[Collected data]

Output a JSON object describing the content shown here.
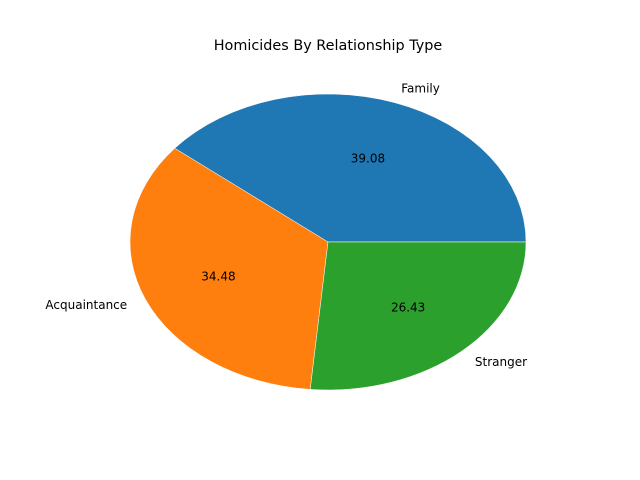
{
  "chart_data": {
    "type": "pie",
    "title": "Homicides By Relationship Type",
    "categories": [
      "Family",
      "Acquaintance",
      "Stranger"
    ],
    "values": [
      39.08,
      34.48,
      26.43
    ],
    "value_labels": [
      "39.08",
      "34.48",
      "26.43"
    ],
    "colors": [
      "#1f77b4",
      "#ff7f0e",
      "#2ca02c"
    ],
    "start_angle_deg": 0,
    "direction": "counterclockwise",
    "legend": "none"
  }
}
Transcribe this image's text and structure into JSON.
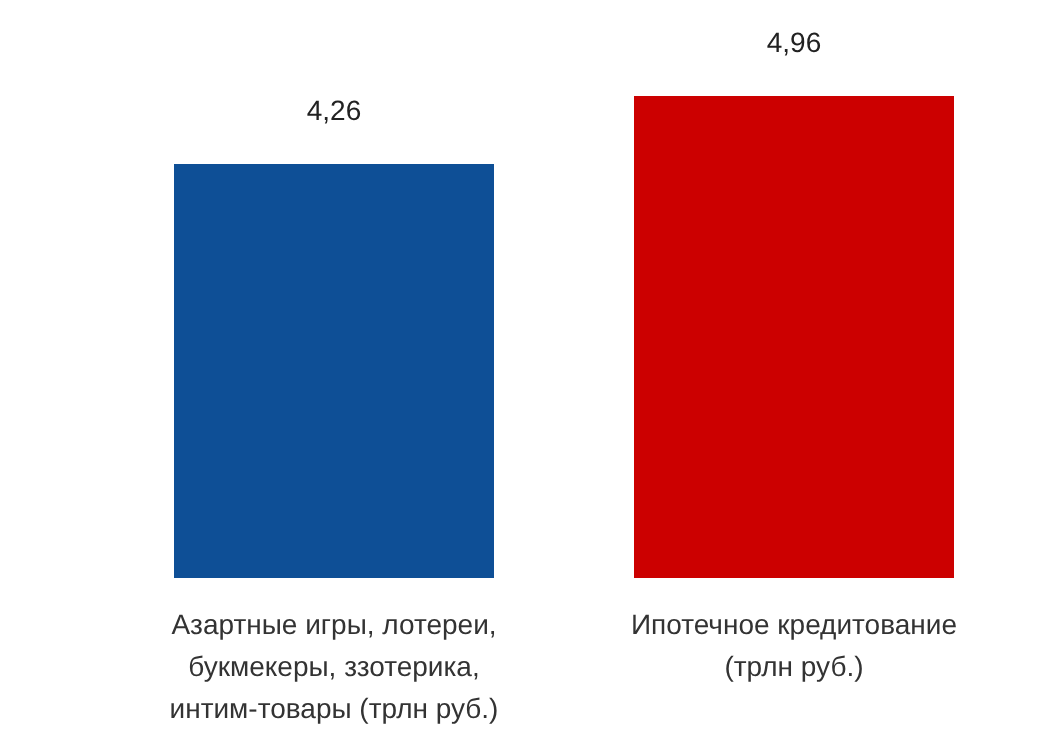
{
  "chart_data": {
    "type": "bar",
    "categories": [
      "Азартные игры, лотереи, букмекеры, ззотерика, интим-товары (трлн руб.)",
      "Ипотечное кредитование (трлн руб.)"
    ],
    "values": [
      4.26,
      4.96
    ],
    "colors": [
      "#0e4f96",
      "#cc0000"
    ],
    "value_labels": [
      "4,26",
      "4,96"
    ],
    "grid": false,
    "legend": false
  }
}
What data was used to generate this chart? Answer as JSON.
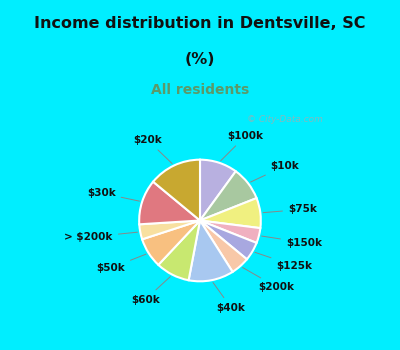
{
  "title_line1": "Income distribution in Dentsville, SC",
  "title_line2": "(%)",
  "subtitle": "All residents",
  "title_color": "#111111",
  "subtitle_color": "#5a9a6a",
  "bg_cyan": "#00eeff",
  "labels": [
    "$100k",
    "$10k",
    "$75k",
    "$150k",
    "$125k",
    "$200k",
    "$40k",
    "$60k",
    "$50k",
    "> $200k",
    "$30k",
    "$20k"
  ],
  "values": [
    10,
    9,
    8,
    4,
    5,
    5,
    12,
    9,
    8,
    4,
    12,
    14
  ],
  "colors": [
    "#b8b0e0",
    "#a8c8a0",
    "#f0f080",
    "#f0b0c0",
    "#a8a8e0",
    "#f8c8a8",
    "#a8c8f0",
    "#c8e870",
    "#f8c080",
    "#f8e0a0",
    "#e07880",
    "#c8a830"
  ],
  "label_fontsize": 7.5,
  "watermark": "City-Data.com"
}
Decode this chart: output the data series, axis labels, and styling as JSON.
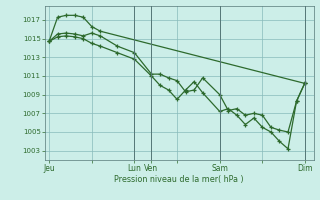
{
  "bg_color": "#cceee8",
  "line_color": "#2d6a2d",
  "grid_color": "#aad4cc",
  "grid_color_major": "#88bbbb",
  "xlabel": "Pression niveau de la mer( hPa )",
  "ylim": [
    1002,
    1018.5
  ],
  "yticks": [
    1003,
    1005,
    1007,
    1009,
    1011,
    1013,
    1015,
    1017
  ],
  "xtick_labels": [
    "Jeu",
    "",
    "Lun",
    "Ven",
    "",
    "Sam",
    "",
    "Dim"
  ],
  "xtick_positions": [
    0,
    5,
    10,
    12,
    15,
    20,
    25,
    30
  ],
  "vlines": [
    10,
    12,
    20,
    30
  ],
  "series1_x": [
    0,
    1,
    2,
    3,
    4,
    5,
    6,
    30
  ],
  "series1_y": [
    1014.7,
    1017.3,
    1017.5,
    1017.5,
    1017.3,
    1016.3,
    1015.8,
    1010.2
  ],
  "series2_x": [
    0,
    1,
    2,
    3,
    4,
    5,
    6,
    8,
    10,
    12,
    13,
    14,
    15,
    16,
    17,
    18,
    20,
    21,
    22,
    23,
    24,
    25,
    26,
    27,
    28,
    29,
    30
  ],
  "series2_y": [
    1014.7,
    1015.5,
    1015.6,
    1015.5,
    1015.3,
    1015.6,
    1015.3,
    1014.2,
    1013.5,
    1011.2,
    1011.2,
    1010.8,
    1010.5,
    1009.3,
    1009.5,
    1010.8,
    1009.0,
    1007.3,
    1007.5,
    1006.8,
    1007.0,
    1006.8,
    1005.5,
    1005.2,
    1005.0,
    1008.3,
    1010.3
  ],
  "series3_x": [
    0,
    1,
    2,
    3,
    4,
    5,
    6,
    8,
    10,
    12,
    13,
    14,
    15,
    16,
    17,
    18,
    20,
    21,
    22,
    23,
    24,
    25,
    26,
    27,
    28,
    29,
    30
  ],
  "series3_y": [
    1014.7,
    1015.2,
    1015.3,
    1015.2,
    1015.0,
    1014.5,
    1014.2,
    1013.5,
    1012.8,
    1011.0,
    1010.0,
    1009.5,
    1008.5,
    1009.5,
    1010.4,
    1009.2,
    1007.2,
    1007.5,
    1006.8,
    1005.8,
    1006.5,
    1005.5,
    1005.0,
    1004.0,
    1003.2,
    1008.3,
    1010.3
  ]
}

## [Given instruction]
Strip the images and reproduce the remaining records precisely.

## [Completed task]
Output a JSON object describing the content shown here.
{
  "chart_data": {
    "type": "pie",
    "title": "Homicides By Relationship Type",
    "categories": [
      "Family",
      "Acquaintance",
      "Stranger"
    ],
    "values": [
      39.08,
      34.48,
      26.43
    ],
    "value_labels": [
      "39.08",
      "34.48",
      "26.43"
    ],
    "colors": [
      "#1f77b4",
      "#ff7f0e",
      "#2ca02c"
    ],
    "start_angle_deg": 0,
    "direction": "counterclockwise",
    "legend": "none"
  }
}
Transcribe this image's text and structure into JSON.
{
  "chart_data": {
    "type": "bar",
    "categories": [
      "Азартные игры, лотереи, букмекеры, ззотерика, интим-товары (трлн руб.)",
      "Ипотечное кредитование (трлн руб.)"
    ],
    "values": [
      4.26,
      4.96
    ],
    "colors": [
      "#0e4f96",
      "#cc0000"
    ],
    "value_labels": [
      "4,26",
      "4,96"
    ],
    "grid": false,
    "legend": false
  }
}
What data was used to generate this chart? Answer as JSON.
{
  "title_line1": "Income distribution in Dentsville, SC",
  "title_line2": "(%)",
  "subtitle": "All residents",
  "title_color": "#111111",
  "subtitle_color": "#5a9a6a",
  "bg_cyan": "#00eeff",
  "labels": [
    "$100k",
    "$10k",
    "$75k",
    "$150k",
    "$125k",
    "$200k",
    "$40k",
    "$60k",
    "$50k",
    "> $200k",
    "$30k",
    "$20k"
  ],
  "values": [
    10,
    9,
    8,
    4,
    5,
    5,
    12,
    9,
    8,
    4,
    12,
    14
  ],
  "colors": [
    "#b8b0e0",
    "#a8c8a0",
    "#f0f080",
    "#f0b0c0",
    "#a8a8e0",
    "#f8c8a8",
    "#a8c8f0",
    "#c8e870",
    "#f8c080",
    "#f8e0a0",
    "#e07880",
    "#c8a830"
  ],
  "label_fontsize": 7.5,
  "watermark": "City-Data.com"
}
Decode this chart: output the data series, axis labels, and styling as JSON.
{
  "bg_color": "#cceee8",
  "line_color": "#2d6a2d",
  "grid_color": "#aad4cc",
  "grid_color_major": "#88bbbb",
  "xlabel": "Pression niveau de la mer( hPa )",
  "ylim": [
    1002,
    1018.5
  ],
  "yticks": [
    1003,
    1005,
    1007,
    1009,
    1011,
    1013,
    1015,
    1017
  ],
  "xtick_labels": [
    "Jeu",
    "",
    "Lun",
    "Ven",
    "",
    "Sam",
    "",
    "Dim"
  ],
  "xtick_positions": [
    0,
    5,
    10,
    12,
    15,
    20,
    25,
    30
  ],
  "vlines": [
    10,
    12,
    20,
    30
  ],
  "series1_x": [
    0,
    1,
    2,
    3,
    4,
    5,
    6,
    30
  ],
  "series1_y": [
    1014.7,
    1017.3,
    1017.5,
    1017.5,
    1017.3,
    1016.3,
    1015.8,
    1010.2
  ],
  "series2_x": [
    0,
    1,
    2,
    3,
    4,
    5,
    6,
    8,
    10,
    12,
    13,
    14,
    15,
    16,
    17,
    18,
    20,
    21,
    22,
    23,
    24,
    25,
    26,
    27,
    28,
    29,
    30
  ],
  "series2_y": [
    1014.7,
    1015.5,
    1015.6,
    1015.5,
    1015.3,
    1015.6,
    1015.3,
    1014.2,
    1013.5,
    1011.2,
    1011.2,
    1010.8,
    1010.5,
    1009.3,
    1009.5,
    1010.8,
    1009.0,
    1007.3,
    1007.5,
    1006.8,
    1007.0,
    1006.8,
    1005.5,
    1005.2,
    1005.0,
    1008.3,
    1010.3
  ],
  "series3_x": [
    0,
    1,
    2,
    3,
    4,
    5,
    6,
    8,
    10,
    12,
    13,
    14,
    15,
    16,
    17,
    18,
    20,
    21,
    22,
    23,
    24,
    25,
    26,
    27,
    28,
    29,
    30
  ],
  "series3_y": [
    1014.7,
    1015.2,
    1015.3,
    1015.2,
    1015.0,
    1014.5,
    1014.2,
    1013.5,
    1012.8,
    1011.0,
    1010.0,
    1009.5,
    1008.5,
    1009.5,
    1010.4,
    1009.2,
    1007.2,
    1007.5,
    1006.8,
    1005.8,
    1006.5,
    1005.5,
    1005.0,
    1004.0,
    1003.2,
    1008.3,
    1010.3
  ]
}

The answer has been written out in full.